Task to carry out |
A faithful transcription of all the data is required.

Input rows |
** BEGIN **
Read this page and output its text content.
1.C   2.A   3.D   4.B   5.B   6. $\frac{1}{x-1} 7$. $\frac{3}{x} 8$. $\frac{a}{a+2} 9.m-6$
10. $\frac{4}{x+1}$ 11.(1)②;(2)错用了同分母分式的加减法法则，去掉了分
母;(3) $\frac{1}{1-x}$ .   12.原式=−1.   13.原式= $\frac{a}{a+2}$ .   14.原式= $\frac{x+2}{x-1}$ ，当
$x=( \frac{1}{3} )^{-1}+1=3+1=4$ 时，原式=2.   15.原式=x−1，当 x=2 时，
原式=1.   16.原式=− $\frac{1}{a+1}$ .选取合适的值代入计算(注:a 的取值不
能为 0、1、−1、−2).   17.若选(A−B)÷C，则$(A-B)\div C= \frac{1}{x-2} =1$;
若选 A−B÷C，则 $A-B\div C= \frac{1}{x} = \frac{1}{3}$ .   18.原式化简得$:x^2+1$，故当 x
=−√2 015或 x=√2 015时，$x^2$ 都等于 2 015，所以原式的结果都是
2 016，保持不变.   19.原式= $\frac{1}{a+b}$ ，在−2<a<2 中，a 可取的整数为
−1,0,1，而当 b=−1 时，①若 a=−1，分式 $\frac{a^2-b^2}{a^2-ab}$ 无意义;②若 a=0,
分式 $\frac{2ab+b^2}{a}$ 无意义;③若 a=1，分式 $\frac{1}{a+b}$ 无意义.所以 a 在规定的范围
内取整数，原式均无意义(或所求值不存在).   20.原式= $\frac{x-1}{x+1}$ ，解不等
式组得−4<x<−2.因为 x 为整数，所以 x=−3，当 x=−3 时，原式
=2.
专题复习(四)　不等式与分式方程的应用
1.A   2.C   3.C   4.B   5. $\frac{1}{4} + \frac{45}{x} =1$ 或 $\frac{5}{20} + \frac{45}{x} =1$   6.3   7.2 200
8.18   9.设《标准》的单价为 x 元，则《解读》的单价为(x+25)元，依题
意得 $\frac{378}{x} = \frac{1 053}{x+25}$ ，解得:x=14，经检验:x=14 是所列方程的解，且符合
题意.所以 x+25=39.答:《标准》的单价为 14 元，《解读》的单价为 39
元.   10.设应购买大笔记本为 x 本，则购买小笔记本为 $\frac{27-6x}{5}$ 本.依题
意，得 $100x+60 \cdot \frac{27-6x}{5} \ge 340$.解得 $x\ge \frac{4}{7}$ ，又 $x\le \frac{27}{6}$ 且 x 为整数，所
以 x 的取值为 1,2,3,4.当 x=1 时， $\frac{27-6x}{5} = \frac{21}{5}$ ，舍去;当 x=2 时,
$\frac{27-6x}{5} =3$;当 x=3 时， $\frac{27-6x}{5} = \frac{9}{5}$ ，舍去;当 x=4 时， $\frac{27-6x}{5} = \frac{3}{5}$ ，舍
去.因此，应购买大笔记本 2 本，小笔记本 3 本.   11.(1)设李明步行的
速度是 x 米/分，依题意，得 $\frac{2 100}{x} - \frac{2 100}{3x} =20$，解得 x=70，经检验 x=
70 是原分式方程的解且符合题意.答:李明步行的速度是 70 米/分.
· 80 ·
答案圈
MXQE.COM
** END **
Reply to the exercise |
Read this page and output its text content.
1.C   2.A   3.D   4.B   5.B   6. $\frac{1}{x-1} 7$. $\frac{3}{x} 8$. $\frac{a}{a+2} 9.m-6$
10. $\frac{4}{x+1}$ 11.(1)②;(2)错用了同分母分式的加减法法则，去掉了分
母;(3) $\frac{1}{1-x}$ .   12.原式=−1.   13.原式= $\frac{a}{a+2}$ .   14.原式= $\frac{x+2}{x-1}$ ，当
$x=( \frac{1}{3} )^{-1}+1=3+1=4$ 时，原式=2.   15.原式=x−1，当 x=2 时，
原式=1.   16.原式=− $\frac{1}{a+1}$ .选取合适的值代入计算(注:a 的取值不
能为 0、1、−1、−2).   17.若选(A−B)÷C，则$(A-B)\div C= \frac{1}{x-2} =1$;
若选 A−B÷C，则 $A-B\div C= \frac{1}{x} = \frac{1}{3}$ .   18.原式化简得$:x^2+1$，故当 x
=−√2 015或 x=√2 015时，$x^2$ 都等于 2 015，所以原式的结果都是
2 016，保持不变.   19.原式= $\frac{1}{a+b}$ ，在−2<a<2 中，a 可取的整数为
−1,0,1，而当 b=−1 时，①若 a=−1，分式 $\frac{a^2-b^2}{a^2-ab}$ 无意义;②若 a=0,
分式 $\frac{2ab+b^2}{a}$ 无意义;③若 a=1，分式 $\frac{1}{a+b}$ 无意义.所以 a 在规定的范围
内取整数，原式均无意义(或所求值不存在).   20.原式= $\frac{x-1}{x+1}$ ，解不等
式组得−4<x<−2.因为 x 为整数，所以 x=−3，当 x=−3 时，原式
=2.
专题复习(四)　不等式与分式方程的应用
1.A   2.C   3.C   4.B   5. $\frac{1}{4} + \frac{45}{x} =1$ 或 $\frac{5}{20} + \frac{45}{x} =1$   6.3   7.2 200
8.18   9.设《标准》的单价为 x 元，则《解读》的单价为(x+25)元，依题
意得 $\frac{378}{x} = \frac{1 053}{x+25}$ ，解得:x=14，经检验:x=14 是所列方程的解，且符合
题意.所以 x+25=39.答:《标准》的单价为 14 元，《解读》的单价为 39
元.   10.设应购买大笔记本为 x 本，则购买小笔记本为 $\frac{27-6x}{5}$ 本.依题
意，得 $100x+60 \cdot \frac{27-6x}{5} \ge 340$.解得 $x\ge \frac{4}{7}$ ，又 $x\le \frac{27}{6}$ 且 x 为整数，所
以 x 的取值为 1,2,3,4.当 x=1 时， $\frac{27-6x}{5} = \frac{21}{5}$ ，舍去;当 x=2 时,
$\frac{27-6x}{5} =3$;当 x=3 时， $\frac{27-6x}{5} = \frac{9}{5}$ ，舍去;当 x=4 时， $\frac{27-6x}{5} = \frac{3}{5}$ ，舍
去.因此，应购买大笔记本 2 本，小笔记本 3 本.   11.(1)设李明步行的
速度是 x 米/分，依题意，得 $\frac{2 100}{x} - \frac{2 100}{3x} =20$，解得 x=70，经检验 x=
70 是原分式方程的解且符合题意.答:李明步行的速度是 70 米/分.
· 80 ·
答案圈
MXQE.COM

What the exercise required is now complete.